[Material start]

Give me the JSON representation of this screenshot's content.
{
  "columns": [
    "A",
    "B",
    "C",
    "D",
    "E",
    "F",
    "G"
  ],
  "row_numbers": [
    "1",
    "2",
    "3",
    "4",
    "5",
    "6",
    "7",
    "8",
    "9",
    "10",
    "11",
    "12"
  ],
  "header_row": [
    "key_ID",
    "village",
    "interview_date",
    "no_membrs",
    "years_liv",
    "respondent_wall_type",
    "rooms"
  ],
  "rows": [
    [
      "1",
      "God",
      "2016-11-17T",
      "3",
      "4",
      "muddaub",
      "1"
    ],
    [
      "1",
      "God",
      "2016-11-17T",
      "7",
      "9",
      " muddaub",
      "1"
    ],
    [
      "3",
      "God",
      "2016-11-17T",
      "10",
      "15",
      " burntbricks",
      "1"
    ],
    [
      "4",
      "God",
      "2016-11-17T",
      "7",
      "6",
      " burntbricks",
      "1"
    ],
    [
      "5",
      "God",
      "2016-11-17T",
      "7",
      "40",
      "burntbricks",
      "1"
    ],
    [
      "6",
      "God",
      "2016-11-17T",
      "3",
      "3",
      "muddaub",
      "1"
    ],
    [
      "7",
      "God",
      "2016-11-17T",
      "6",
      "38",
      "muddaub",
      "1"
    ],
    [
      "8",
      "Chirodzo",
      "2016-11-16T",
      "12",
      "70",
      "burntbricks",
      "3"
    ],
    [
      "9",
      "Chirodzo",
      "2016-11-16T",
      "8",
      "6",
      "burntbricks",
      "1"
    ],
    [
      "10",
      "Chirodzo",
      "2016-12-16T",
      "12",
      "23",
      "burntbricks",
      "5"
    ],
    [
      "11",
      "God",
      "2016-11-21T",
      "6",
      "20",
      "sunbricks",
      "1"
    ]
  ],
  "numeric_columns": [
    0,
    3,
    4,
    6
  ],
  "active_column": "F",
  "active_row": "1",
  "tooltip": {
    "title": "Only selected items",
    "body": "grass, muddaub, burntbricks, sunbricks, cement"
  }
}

[Material end]

§ **What you should do**:
Quote every entry exactly.

§ **Completed exercise**:
Give me the JSON representation of this screenshot's content.
{
  "columns": [
    "A",
    "B",
    "C",
    "D",
    "E",
    "F",
    "G"
  ],
  "row_numbers": [
    "1",
    "2",
    "3",
    "4",
    "5",
    "6",
    "7",
    "8",
    "9",
    "10",
    "11",
    "12"
  ],
  "header_row": [
    "key_ID",
    "village",
    "interview_date",
    "no_membrs",
    "years_liv",
    "respondent_wall_type",
    "rooms"
  ],
  "rows": [
    [
      "1",
      "God",
      "2016-11-17T",
      "3",
      "4",
      "muddaub",
      "1"
    ],
    [
      "1",
      "God",
      "2016-11-17T",
      "7",
      "9",
      " muddaub",
      "1"
    ],
    [
      "3",
      "God",
      "2016-11-17T",
      "10",
      "15",
      " burntbricks",
      "1"
    ],
    [
      "4",
      "God",
      "2016-11-17T",
      "7",
      "6",
      " burntbricks",
      "1"
    ],
    [
      "5",
      "God",
      "2016-11-17T",
      "7",
      "40",
      "burntbricks",
      "1"
    ],
    [
      "6",
      "God",
      "2016-11-17T",
      "3",
      "3",
      "muddaub",
      "1"
    ],
    [
      "7",
      "God",
      "2016-11-17T",
      "6",
      "38",
      "muddaub",
      "1"
    ],
    [
      "8",
      "Chirodzo",
      "2016-11-16T",
      "12",
      "70",
      "burntbricks",
      "3"
    ],
    [
      "9",
      "Chirodzo",
      "2016-11-16T",
      "8",
      "6",
      "burntbricks",
      "1"
    ],
    [
      "10",
      "Chirodzo",
      "2016-12-16T",
      "12",
      "23",
      "burntbricks",
      "5"
    ],
    [
      "11",
      "God",
      "2016-11-21T",
      "6",
      "20",
      "sunbricks",
      "1"
    ]
  ],
  "numeric_columns": [
    0,
    3,
    4,
    6
  ],
  "active_column": "F",
  "active_row": "1",
  "tooltip": {
    "title": "Only selected items",
    "body": "grass, muddaub, burntbricks, sunbricks, cement"
  }
}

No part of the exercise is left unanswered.